= Instruction =
Below is a block of records; reproduce all of them exactly and leave out any pictures.

= The data =

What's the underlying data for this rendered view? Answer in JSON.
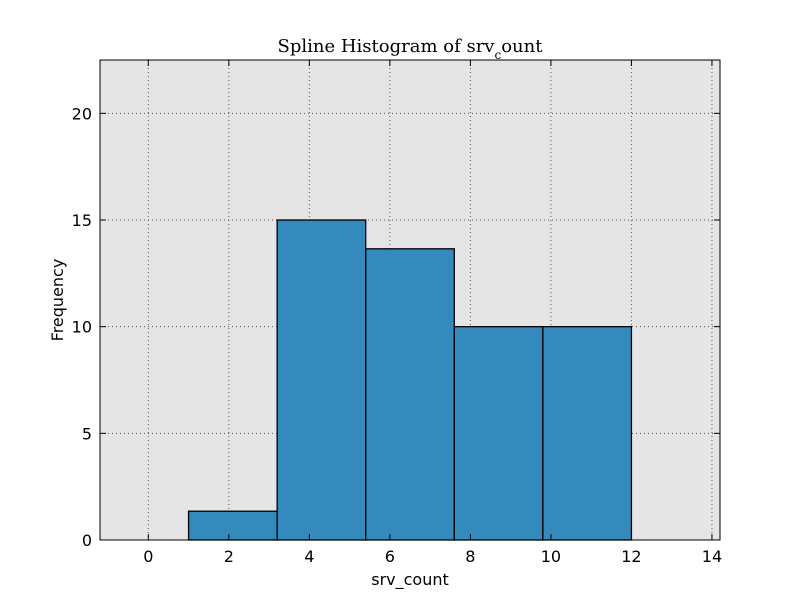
{
  "chart_data": {
    "type": "bar",
    "title": "Spline Histogram of srv",
    "title_subscript": "c",
    "title_suffix": "ount",
    "xlabel": "srv_count",
    "ylabel": "Frequency",
    "xlim": [
      -1.2,
      14.2
    ],
    "ylim": [
      0,
      22.5
    ],
    "xticks": [
      0,
      2,
      4,
      6,
      8,
      10,
      12,
      14
    ],
    "yticks": [
      0,
      5,
      10,
      15,
      20
    ],
    "grid": true,
    "bins": [
      {
        "x0": 1.0,
        "x1": 3.2,
        "value": 1.35
      },
      {
        "x0": 3.2,
        "x1": 5.4,
        "value": 15.0
      },
      {
        "x0": 5.4,
        "x1": 7.6,
        "value": 13.65
      },
      {
        "x0": 7.6,
        "x1": 9.8,
        "value": 10.0
      },
      {
        "x0": 9.8,
        "x1": 12.0,
        "value": 10.0
      }
    ],
    "colors": {
      "bar_fill": "#348abd",
      "bar_edge": "#000000",
      "plot_background": "#e5e5e5",
      "grid": "#555555"
    }
  }
}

= Right answer =
What's the underlying data for this rendered view? Answer in JSON.
{
  "chart_data": {
    "type": "bar",
    "title": "Spline Histogram of srv",
    "title_subscript": "c",
    "title_suffix": "ount",
    "xlabel": "srv_count",
    "ylabel": "Frequency",
    "xlim": [
      -1.2,
      14.2
    ],
    "ylim": [
      0,
      22.5
    ],
    "xticks": [
      0,
      2,
      4,
      6,
      8,
      10,
      12,
      14
    ],
    "yticks": [
      0,
      5,
      10,
      15,
      20
    ],
    "grid": true,
    "bins": [
      {
        "x0": 1.0,
        "x1": 3.2,
        "value": 1.35
      },
      {
        "x0": 3.2,
        "x1": 5.4,
        "value": 15.0
      },
      {
        "x0": 5.4,
        "x1": 7.6,
        "value": 13.65
      },
      {
        "x0": 7.6,
        "x1": 9.8,
        "value": 10.0
      },
      {
        "x0": 9.8,
        "x1": 12.0,
        "value": 10.0
      }
    ],
    "colors": {
      "bar_fill": "#348abd",
      "bar_edge": "#000000",
      "plot_background": "#e5e5e5",
      "grid": "#555555"
    }
  }
}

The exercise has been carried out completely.